◆ DATA SHOWN

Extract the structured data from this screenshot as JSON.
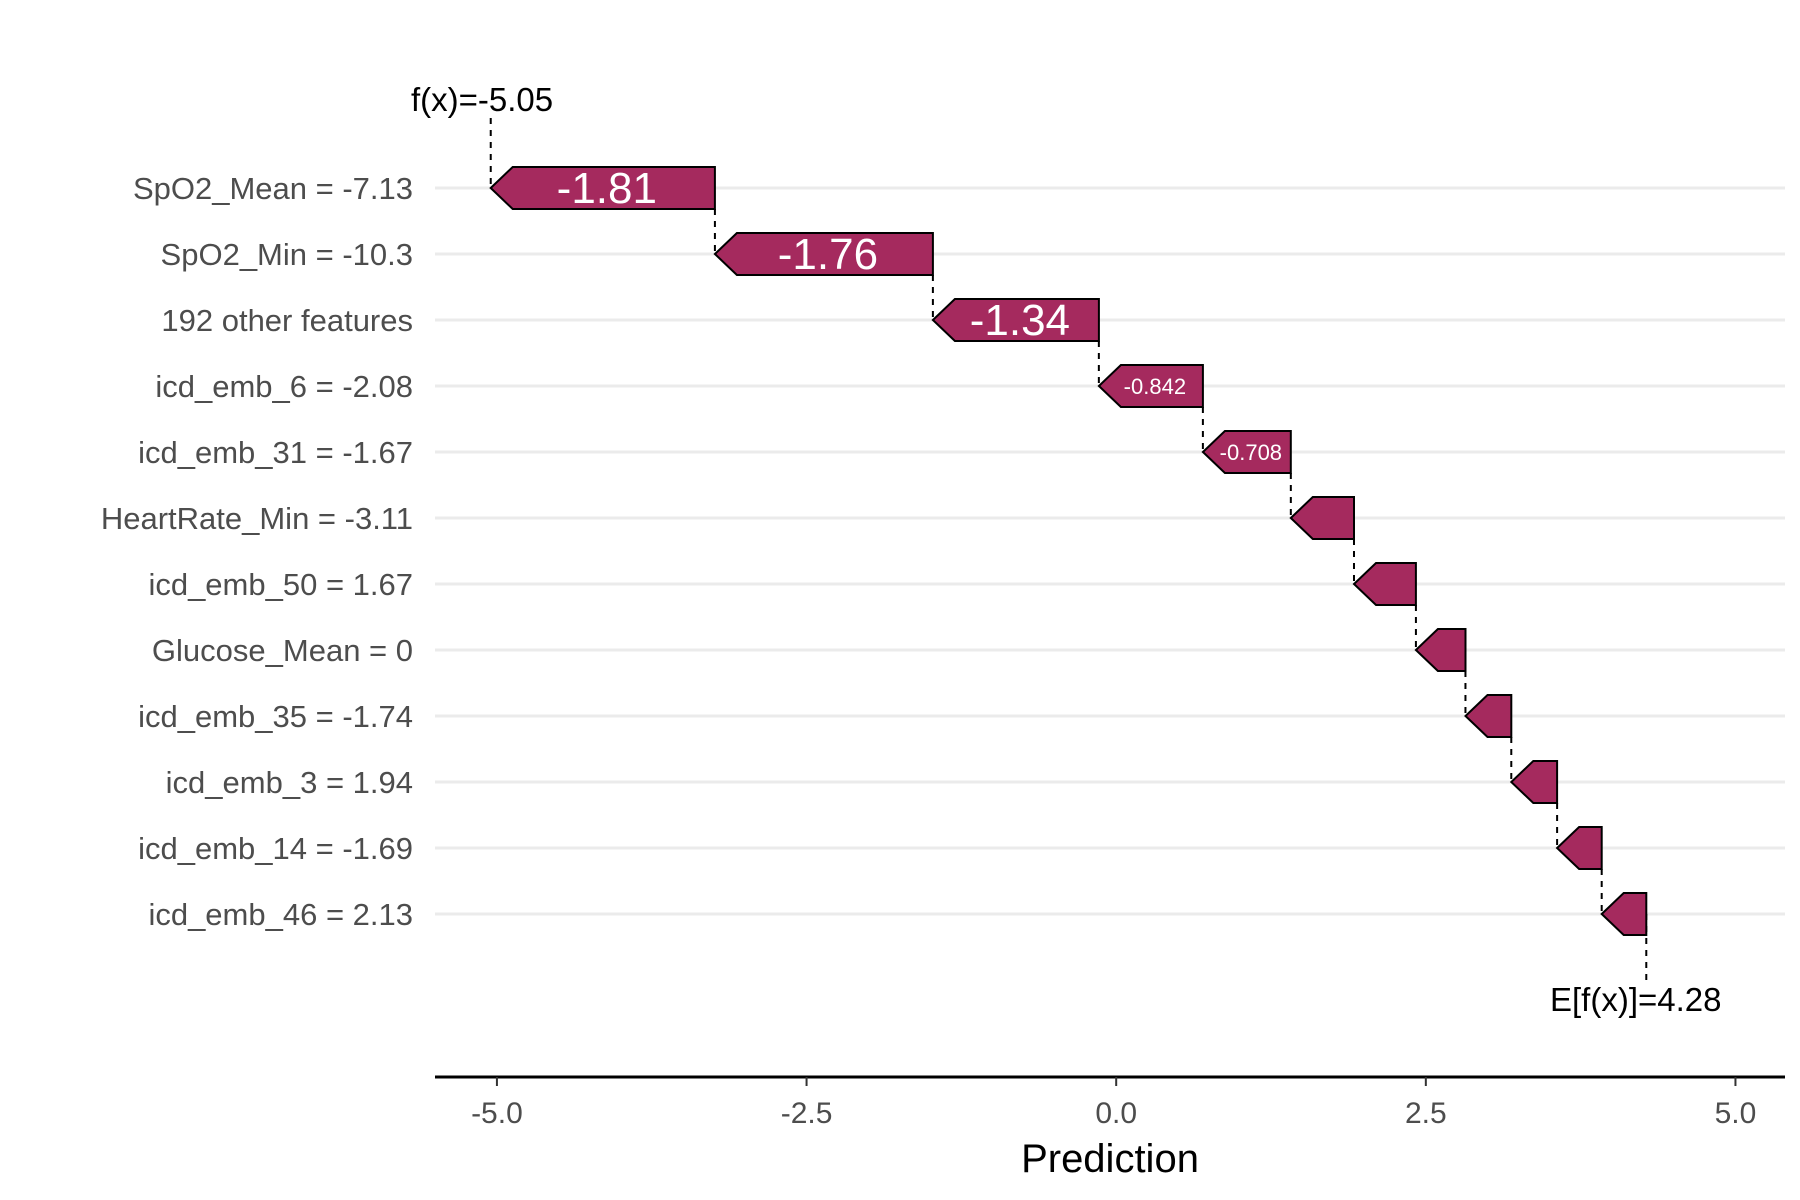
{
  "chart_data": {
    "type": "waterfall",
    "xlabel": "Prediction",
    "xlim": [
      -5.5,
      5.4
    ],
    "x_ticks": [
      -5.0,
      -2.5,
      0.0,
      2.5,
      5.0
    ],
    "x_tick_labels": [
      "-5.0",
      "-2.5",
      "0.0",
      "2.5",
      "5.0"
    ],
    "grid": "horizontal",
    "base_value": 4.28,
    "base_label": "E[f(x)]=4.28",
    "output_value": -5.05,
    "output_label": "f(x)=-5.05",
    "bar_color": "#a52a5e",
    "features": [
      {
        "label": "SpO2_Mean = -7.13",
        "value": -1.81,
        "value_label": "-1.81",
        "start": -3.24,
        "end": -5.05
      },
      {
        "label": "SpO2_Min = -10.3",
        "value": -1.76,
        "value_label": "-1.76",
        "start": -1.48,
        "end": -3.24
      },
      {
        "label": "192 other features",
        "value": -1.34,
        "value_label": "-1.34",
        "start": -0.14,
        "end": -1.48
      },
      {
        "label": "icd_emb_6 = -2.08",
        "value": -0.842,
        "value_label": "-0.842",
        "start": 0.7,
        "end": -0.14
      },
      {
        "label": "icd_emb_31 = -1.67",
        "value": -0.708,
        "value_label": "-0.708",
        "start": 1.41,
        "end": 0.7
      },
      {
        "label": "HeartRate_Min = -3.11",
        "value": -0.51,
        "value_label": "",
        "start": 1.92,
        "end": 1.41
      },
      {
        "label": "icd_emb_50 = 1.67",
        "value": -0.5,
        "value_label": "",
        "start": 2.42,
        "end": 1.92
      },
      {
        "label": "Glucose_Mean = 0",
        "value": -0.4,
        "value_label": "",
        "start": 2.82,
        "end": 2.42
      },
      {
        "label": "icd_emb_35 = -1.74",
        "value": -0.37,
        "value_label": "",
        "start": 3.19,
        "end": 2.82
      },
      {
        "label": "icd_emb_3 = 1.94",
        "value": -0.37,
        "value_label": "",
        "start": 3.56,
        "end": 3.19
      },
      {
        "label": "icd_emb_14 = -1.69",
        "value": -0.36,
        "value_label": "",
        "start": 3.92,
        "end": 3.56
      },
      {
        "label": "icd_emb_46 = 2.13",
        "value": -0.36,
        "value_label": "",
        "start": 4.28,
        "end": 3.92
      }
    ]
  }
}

---

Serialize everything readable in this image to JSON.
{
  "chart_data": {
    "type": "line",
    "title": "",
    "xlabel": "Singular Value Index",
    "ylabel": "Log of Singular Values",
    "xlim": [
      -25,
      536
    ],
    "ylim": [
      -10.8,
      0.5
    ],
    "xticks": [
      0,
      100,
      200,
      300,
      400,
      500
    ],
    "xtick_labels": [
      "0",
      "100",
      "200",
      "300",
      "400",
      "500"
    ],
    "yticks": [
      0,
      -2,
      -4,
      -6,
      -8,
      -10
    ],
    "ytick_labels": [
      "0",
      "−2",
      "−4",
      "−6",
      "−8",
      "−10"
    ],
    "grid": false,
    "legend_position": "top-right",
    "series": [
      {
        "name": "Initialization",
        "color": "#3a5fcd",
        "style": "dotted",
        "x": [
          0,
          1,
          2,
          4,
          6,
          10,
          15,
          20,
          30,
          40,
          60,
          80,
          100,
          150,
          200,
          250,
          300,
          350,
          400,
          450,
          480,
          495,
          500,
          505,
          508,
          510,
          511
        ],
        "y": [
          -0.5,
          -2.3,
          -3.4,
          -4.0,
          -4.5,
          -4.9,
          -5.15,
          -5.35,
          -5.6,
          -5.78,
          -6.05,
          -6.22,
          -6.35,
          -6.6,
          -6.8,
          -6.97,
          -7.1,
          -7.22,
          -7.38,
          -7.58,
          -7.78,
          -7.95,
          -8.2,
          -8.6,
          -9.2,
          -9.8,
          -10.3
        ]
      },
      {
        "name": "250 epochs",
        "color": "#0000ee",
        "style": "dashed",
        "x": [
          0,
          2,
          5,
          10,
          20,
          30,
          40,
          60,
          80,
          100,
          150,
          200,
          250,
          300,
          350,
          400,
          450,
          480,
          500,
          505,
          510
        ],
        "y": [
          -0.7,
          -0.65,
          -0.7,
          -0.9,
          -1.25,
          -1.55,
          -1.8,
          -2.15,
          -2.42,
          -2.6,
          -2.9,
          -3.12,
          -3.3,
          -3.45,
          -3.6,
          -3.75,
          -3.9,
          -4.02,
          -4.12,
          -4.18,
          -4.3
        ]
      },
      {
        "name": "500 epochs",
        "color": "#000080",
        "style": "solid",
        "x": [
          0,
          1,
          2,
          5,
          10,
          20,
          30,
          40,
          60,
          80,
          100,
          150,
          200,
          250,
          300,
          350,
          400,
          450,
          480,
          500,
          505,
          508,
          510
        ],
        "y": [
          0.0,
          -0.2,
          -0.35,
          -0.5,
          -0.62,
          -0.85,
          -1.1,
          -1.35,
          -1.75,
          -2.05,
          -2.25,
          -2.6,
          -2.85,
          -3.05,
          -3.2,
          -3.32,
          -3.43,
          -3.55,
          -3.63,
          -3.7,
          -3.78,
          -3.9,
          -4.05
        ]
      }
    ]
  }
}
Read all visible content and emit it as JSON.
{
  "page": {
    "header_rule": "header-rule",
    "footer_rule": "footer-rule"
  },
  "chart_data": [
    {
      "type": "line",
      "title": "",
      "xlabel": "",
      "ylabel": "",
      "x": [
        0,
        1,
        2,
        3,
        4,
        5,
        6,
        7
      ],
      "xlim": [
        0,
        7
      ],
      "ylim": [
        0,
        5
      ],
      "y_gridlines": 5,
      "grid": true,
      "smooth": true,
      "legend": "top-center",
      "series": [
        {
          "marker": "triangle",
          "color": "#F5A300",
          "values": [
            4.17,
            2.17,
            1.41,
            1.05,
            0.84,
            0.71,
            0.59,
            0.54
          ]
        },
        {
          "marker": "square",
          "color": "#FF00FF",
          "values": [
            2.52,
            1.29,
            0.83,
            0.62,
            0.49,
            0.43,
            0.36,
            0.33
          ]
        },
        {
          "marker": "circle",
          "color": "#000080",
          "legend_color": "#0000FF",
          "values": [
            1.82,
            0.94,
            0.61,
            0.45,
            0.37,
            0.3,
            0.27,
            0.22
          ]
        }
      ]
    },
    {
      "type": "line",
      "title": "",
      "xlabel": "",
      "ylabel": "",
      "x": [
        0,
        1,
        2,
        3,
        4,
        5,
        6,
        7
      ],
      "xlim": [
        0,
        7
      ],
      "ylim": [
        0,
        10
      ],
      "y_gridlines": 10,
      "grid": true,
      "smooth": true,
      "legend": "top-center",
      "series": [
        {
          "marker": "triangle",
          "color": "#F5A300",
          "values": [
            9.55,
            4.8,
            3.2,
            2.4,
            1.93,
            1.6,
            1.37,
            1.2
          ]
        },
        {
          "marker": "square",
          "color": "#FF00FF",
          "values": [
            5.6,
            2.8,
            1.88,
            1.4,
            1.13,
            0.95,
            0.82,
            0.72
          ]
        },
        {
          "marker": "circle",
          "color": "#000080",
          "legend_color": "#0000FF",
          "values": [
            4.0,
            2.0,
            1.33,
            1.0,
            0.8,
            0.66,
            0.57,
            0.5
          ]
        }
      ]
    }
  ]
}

◆ TASK DESCRIPTION
Each line that has the word "type" should be copied.

◆ SOLUTION TO THE EXERCISE
    "type": "waterfall",
    "type": "line",
      "type": "line",
      "type": "line",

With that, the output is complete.